**Rows**
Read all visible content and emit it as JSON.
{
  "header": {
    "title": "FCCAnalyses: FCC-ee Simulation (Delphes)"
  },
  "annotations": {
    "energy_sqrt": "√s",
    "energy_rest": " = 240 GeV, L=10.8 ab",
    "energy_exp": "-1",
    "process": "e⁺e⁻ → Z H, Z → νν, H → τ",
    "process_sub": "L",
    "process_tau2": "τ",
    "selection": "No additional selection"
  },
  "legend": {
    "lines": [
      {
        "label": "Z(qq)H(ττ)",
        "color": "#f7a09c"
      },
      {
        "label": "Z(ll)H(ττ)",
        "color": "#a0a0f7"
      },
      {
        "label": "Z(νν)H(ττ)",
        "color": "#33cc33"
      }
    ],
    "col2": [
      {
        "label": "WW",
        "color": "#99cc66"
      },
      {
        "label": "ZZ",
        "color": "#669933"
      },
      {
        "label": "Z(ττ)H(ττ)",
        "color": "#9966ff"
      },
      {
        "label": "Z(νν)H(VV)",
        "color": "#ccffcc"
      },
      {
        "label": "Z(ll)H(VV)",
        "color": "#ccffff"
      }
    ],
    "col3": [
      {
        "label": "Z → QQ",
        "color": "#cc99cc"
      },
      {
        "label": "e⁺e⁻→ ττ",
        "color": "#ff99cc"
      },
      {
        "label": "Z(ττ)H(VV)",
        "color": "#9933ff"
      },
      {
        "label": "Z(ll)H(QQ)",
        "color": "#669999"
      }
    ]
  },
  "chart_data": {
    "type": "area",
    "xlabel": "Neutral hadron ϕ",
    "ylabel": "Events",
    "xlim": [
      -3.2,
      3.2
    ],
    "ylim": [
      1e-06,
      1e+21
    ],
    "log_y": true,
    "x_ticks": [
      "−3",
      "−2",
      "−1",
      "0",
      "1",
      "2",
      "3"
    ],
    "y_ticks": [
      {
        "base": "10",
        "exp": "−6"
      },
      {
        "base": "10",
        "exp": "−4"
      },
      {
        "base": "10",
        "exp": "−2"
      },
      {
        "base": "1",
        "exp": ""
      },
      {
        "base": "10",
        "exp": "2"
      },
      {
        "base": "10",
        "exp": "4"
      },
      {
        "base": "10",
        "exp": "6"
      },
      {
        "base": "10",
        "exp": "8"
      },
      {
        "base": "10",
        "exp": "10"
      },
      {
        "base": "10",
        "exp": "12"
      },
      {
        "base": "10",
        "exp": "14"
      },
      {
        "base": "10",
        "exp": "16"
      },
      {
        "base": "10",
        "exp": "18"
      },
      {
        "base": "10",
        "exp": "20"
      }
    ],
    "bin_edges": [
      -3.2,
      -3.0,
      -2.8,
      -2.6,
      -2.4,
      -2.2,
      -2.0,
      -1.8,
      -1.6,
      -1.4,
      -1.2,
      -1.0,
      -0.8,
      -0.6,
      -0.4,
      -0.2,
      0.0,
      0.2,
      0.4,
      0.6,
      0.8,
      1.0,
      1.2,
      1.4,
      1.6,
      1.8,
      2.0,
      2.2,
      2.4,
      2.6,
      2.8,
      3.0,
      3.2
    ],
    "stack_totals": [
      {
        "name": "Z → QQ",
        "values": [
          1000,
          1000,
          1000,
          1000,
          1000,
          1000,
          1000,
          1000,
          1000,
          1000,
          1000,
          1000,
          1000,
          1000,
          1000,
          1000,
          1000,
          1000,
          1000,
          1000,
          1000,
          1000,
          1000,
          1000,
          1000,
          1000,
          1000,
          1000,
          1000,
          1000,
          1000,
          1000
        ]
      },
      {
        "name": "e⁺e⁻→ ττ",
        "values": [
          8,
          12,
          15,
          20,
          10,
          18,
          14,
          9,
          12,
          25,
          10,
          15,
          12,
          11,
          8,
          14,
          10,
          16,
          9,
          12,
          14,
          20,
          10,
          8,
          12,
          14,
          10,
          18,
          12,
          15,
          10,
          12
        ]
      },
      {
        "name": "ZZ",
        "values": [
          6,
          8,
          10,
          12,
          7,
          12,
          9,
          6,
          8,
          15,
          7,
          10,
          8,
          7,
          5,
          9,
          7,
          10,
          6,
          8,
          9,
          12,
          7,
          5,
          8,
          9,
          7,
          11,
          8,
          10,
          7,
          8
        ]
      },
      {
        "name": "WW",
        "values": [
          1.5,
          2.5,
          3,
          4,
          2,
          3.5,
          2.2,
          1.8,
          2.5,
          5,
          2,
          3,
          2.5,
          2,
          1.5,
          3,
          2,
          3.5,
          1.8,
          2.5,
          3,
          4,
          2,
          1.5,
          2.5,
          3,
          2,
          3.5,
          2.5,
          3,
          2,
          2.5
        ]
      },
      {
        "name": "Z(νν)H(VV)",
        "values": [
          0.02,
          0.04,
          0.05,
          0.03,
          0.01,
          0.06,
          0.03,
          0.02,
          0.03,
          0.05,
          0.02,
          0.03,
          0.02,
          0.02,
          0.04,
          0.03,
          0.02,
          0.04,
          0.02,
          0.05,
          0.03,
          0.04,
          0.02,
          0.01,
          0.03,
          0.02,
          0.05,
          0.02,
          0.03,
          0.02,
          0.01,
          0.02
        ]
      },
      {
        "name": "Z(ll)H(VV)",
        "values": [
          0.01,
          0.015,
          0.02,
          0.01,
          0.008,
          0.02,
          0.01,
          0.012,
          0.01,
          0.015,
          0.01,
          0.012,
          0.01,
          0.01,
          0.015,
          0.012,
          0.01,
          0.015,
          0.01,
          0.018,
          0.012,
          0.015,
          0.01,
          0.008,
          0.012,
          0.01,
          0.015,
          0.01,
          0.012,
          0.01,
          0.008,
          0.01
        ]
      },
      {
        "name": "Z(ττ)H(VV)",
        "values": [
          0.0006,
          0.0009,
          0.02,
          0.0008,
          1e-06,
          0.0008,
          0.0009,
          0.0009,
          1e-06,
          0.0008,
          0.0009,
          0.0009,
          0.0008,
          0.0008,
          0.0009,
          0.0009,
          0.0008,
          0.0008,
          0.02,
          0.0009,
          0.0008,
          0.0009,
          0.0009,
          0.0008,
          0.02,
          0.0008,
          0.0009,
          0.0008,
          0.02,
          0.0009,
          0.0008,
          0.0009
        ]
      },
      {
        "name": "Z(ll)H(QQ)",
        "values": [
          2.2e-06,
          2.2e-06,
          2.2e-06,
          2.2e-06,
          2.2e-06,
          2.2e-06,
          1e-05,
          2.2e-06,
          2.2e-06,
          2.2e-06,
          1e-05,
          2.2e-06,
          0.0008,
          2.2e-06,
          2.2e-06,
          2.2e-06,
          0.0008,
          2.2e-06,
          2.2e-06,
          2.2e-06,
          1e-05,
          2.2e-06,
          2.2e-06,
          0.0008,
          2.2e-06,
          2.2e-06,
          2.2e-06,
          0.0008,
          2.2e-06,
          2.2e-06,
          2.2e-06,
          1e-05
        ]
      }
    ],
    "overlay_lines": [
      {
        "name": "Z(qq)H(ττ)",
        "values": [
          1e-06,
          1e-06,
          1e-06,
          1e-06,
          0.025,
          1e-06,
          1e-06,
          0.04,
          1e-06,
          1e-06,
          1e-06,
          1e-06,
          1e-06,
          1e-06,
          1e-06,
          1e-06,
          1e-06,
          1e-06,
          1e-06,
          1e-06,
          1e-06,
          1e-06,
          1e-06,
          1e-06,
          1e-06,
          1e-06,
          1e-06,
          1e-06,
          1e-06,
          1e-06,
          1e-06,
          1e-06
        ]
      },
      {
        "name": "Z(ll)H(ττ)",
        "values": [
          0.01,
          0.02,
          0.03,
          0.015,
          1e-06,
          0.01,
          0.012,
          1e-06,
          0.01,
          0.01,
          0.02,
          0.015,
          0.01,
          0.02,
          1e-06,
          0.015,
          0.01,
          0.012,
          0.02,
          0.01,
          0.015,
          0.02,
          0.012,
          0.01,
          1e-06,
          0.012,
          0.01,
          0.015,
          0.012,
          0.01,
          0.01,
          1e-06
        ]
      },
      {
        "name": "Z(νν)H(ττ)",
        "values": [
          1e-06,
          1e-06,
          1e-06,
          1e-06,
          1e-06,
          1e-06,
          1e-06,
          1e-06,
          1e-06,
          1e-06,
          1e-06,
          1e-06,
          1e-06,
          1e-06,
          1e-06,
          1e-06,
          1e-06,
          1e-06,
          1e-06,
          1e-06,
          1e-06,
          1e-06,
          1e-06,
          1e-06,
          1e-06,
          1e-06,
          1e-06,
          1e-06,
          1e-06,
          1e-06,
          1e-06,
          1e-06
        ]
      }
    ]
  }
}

**Given instruction**
Extract each line holding the string "name".

**Response**
        "name": "Z → QQ",
        "name": "e⁺e⁻→ ττ",
        "name": "ZZ",
        "name": "WW",
        "name": "Z(νν)H(VV)",
        "name": "Z(ll)H(VV)",
        "name": "Z(ττ)H(VV)",
        "name": "Z(ll)H(QQ)",
        "name": "Z(qq)H(ττ)",
        "name": "Z(ll)H(ττ)",
        "name": "Z(νν)H(ττ)",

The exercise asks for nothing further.